Collected data

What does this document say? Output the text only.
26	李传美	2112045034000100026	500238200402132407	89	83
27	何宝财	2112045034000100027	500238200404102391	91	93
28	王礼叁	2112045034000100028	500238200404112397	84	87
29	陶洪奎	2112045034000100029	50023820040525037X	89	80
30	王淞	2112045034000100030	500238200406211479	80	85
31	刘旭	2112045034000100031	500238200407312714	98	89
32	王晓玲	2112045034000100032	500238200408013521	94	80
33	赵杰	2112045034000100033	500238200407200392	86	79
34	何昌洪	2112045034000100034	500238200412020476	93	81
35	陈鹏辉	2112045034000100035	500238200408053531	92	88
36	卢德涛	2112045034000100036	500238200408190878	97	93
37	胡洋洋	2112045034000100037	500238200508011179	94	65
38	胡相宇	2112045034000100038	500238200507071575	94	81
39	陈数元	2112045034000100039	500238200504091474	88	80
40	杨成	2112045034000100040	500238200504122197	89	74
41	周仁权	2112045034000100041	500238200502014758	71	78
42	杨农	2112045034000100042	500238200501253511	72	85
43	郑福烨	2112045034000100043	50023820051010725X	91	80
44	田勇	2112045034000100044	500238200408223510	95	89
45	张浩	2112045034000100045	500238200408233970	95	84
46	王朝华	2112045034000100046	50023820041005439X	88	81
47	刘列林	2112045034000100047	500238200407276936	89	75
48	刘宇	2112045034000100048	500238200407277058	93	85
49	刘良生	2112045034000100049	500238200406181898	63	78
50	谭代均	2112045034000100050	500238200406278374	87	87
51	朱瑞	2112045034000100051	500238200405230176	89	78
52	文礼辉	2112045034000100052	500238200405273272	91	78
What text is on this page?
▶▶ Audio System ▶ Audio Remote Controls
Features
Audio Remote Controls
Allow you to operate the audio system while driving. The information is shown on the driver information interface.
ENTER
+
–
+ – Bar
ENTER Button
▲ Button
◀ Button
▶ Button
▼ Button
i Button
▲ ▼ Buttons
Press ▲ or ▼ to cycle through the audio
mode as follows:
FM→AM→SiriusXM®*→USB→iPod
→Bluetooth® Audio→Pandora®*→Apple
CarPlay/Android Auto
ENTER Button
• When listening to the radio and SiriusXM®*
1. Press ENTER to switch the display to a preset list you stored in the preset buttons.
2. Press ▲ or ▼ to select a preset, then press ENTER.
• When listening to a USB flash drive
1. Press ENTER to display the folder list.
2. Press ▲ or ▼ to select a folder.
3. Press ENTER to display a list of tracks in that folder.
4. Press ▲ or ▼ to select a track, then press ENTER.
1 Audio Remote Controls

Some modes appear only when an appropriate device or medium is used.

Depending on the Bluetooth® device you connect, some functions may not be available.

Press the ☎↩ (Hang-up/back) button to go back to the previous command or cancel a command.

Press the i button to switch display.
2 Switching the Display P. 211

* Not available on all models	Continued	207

▸ What you have to do
Each line that has the word "Press" should be copied.

▸ Finished answer
Press ▲ or ▼ to cycle through the audio
1. Press ENTER to switch the display to a preset list you stored in the preset buttons.
2. Press ▲ or ▼ to select a preset, then press ENTER.
1. Press ENTER to display the folder list.
2. Press ▲ or ▼ to select a folder.
3. Press ENTER to display a list of tracks in that folder.
4. Press ▲ or ▼ to select a track, then press ENTER.
Press the ☎↩ (Hang-up/back) button to go back to the previous command or cancel a command.
Press the i button to switch display.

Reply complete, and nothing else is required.